Raw data
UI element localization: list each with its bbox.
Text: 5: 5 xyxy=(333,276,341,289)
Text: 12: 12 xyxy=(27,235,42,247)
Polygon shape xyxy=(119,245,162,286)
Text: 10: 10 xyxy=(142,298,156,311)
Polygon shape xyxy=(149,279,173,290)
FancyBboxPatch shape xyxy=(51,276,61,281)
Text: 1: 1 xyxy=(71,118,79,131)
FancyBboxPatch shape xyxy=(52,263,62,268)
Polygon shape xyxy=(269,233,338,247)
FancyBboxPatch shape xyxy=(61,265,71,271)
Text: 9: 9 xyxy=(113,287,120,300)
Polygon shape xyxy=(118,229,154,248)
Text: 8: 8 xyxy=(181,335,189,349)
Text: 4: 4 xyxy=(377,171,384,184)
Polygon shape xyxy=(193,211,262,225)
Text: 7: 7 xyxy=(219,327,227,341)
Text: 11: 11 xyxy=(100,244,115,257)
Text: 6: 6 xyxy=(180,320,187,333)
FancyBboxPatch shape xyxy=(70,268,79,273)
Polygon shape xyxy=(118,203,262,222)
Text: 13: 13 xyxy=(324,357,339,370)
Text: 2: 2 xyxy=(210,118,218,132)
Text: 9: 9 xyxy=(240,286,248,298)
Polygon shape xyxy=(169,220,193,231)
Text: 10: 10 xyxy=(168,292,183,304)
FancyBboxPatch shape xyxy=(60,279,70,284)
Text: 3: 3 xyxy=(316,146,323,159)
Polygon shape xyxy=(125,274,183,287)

Work instructions
Could you write out, as a numbered list with any blank lines dropped, each line from the beginning of the records up to and including the line that contains "Text: 8: 8 xyxy=(181,335,189,349)"?

Correct result
1. UI element localization: list each with its bbox.
2. Text: 5: 5 xyxy=(333,276,341,289)
3. Text: 12: 12 xyxy=(27,235,42,247)
4. Polygon shape xyxy=(119,245,162,286)
5. Text: 10: 10 xyxy=(142,298,156,311)
6. Polygon shape xyxy=(149,279,173,290)
7. FancyBboxPatch shape xyxy=(51,276,61,281)
8. Text: 1: 1 xyxy=(71,118,79,131)
9. FancyBboxPatch shape xyxy=(52,263,62,268)
10. Polygon shape xyxy=(269,233,338,247)
11. FancyBboxPatch shape xyxy=(61,265,71,271)
12. Text: 9: 9 xyxy=(113,287,120,300)
13. Polygon shape xyxy=(118,229,154,248)
14. Text: 8: 8 xyxy=(181,335,189,349)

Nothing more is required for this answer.